[SET PROBLEM]
Find the string "Cuando" in the entries and copy each line that has it.

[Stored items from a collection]
*****

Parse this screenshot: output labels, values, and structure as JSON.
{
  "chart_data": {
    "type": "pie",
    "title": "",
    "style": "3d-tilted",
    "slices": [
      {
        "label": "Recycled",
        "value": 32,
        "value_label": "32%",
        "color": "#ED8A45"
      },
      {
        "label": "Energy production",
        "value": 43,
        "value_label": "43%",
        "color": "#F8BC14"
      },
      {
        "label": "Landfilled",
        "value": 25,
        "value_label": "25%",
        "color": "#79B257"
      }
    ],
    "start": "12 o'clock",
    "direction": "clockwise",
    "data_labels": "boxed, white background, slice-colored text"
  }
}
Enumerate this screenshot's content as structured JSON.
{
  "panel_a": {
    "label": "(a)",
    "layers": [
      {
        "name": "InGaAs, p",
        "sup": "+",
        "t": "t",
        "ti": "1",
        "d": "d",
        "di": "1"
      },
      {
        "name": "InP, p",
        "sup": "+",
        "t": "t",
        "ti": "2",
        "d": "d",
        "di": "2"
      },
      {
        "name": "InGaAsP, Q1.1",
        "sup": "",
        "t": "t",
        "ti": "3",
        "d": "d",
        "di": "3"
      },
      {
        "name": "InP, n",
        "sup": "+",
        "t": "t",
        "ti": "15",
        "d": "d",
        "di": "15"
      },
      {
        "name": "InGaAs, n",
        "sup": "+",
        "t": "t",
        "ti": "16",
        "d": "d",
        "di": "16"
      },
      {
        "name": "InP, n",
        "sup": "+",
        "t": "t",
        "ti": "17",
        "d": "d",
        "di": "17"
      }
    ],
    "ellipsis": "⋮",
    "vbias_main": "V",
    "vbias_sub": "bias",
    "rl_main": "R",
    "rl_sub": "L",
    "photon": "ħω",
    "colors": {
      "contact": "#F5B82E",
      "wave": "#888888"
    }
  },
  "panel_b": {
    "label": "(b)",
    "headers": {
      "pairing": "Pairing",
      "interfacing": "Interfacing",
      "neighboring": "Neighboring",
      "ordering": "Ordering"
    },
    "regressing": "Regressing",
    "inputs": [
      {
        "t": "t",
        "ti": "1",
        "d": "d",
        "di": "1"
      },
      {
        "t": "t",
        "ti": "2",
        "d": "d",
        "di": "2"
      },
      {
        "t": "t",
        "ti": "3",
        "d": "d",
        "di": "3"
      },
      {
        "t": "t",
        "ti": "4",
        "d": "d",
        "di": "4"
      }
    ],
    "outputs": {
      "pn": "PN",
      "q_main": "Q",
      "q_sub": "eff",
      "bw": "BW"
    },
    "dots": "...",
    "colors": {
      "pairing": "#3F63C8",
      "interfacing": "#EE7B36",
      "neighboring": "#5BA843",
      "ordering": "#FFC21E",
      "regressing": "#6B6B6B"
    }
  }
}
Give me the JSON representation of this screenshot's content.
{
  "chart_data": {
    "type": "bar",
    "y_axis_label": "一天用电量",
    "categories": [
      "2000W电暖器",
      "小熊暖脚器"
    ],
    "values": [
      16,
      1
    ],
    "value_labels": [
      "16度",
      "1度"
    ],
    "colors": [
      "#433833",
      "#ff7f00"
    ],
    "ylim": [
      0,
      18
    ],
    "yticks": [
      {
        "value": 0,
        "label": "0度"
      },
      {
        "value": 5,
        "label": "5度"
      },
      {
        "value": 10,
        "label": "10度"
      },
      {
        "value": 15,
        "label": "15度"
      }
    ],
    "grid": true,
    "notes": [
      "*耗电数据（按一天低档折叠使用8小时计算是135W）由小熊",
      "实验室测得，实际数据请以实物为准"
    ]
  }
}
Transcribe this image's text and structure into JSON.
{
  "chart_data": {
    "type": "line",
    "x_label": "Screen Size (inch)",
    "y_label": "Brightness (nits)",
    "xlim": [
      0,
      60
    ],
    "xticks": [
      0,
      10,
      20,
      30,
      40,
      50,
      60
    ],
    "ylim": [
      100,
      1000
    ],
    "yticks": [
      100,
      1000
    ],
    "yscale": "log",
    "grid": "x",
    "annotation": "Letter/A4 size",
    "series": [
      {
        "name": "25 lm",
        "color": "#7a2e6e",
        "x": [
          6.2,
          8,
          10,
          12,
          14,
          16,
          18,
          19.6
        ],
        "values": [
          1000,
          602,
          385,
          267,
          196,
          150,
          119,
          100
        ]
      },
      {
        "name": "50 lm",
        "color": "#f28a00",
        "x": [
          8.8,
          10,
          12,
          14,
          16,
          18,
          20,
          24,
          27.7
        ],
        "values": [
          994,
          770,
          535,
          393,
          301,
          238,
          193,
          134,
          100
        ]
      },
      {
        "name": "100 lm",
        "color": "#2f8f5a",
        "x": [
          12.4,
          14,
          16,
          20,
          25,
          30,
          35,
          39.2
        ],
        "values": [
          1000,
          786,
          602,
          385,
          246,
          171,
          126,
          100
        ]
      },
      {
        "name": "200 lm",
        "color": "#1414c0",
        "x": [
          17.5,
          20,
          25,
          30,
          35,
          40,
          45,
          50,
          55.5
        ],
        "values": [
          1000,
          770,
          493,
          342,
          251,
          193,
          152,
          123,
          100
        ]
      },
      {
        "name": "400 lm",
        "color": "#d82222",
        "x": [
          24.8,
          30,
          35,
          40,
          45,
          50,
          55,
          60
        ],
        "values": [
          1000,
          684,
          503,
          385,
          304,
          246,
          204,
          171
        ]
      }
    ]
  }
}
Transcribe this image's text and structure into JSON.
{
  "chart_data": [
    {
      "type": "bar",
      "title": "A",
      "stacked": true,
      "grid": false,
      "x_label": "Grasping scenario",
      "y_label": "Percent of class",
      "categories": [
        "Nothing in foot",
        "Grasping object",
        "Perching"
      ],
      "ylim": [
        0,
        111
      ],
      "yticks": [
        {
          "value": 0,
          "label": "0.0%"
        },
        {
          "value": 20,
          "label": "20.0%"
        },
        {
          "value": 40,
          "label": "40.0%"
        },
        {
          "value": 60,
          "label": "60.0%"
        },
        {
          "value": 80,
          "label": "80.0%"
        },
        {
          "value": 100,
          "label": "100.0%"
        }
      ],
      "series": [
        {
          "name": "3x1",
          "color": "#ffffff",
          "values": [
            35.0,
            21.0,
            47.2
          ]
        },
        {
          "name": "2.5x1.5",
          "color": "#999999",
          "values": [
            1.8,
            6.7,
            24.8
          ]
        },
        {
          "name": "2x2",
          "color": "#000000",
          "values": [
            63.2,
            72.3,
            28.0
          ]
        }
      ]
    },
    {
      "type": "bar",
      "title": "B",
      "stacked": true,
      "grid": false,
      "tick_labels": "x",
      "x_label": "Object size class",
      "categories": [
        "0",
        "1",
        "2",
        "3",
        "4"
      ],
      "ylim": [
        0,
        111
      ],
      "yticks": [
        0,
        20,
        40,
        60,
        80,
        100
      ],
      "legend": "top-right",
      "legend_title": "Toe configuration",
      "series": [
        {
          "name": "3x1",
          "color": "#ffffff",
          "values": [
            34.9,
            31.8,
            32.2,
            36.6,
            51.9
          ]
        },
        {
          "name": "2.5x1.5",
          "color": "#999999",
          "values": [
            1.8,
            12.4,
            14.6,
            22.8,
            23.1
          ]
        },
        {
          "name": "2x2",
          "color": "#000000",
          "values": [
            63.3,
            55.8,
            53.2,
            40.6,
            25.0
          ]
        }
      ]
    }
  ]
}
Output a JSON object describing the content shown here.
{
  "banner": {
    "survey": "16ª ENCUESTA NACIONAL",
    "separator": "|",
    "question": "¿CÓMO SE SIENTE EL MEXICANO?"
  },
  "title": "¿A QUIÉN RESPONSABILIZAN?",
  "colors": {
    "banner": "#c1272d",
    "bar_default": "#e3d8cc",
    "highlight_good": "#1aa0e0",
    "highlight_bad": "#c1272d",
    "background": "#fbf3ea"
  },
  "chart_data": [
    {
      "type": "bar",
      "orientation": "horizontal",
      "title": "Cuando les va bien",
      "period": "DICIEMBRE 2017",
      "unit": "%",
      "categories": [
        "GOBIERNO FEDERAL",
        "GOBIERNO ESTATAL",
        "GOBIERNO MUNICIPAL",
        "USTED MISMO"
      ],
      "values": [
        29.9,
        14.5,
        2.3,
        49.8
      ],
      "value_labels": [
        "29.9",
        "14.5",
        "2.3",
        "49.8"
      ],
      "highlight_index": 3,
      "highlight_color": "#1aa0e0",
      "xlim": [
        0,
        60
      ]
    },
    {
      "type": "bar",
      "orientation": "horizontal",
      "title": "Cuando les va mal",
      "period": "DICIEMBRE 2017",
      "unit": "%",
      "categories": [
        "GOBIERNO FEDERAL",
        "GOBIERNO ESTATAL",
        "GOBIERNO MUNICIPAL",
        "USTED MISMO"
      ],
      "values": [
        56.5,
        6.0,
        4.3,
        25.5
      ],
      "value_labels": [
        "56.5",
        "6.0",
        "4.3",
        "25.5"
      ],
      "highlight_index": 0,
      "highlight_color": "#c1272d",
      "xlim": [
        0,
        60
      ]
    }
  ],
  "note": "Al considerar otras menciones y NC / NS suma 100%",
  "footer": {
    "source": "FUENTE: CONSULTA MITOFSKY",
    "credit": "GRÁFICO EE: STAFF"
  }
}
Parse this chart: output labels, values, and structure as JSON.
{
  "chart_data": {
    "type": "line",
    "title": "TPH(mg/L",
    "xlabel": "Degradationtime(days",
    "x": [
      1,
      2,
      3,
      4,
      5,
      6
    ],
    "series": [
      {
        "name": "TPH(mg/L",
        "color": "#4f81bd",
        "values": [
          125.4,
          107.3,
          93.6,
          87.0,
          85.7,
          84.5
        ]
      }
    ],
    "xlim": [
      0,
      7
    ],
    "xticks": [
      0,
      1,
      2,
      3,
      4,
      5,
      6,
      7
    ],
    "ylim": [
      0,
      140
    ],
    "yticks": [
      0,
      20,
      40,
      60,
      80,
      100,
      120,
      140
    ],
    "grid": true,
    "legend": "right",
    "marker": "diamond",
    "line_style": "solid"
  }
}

*****

[FINISHED ANSWER]
      "title": "Cuando les va bien",
      "title": "Cuando les va mal",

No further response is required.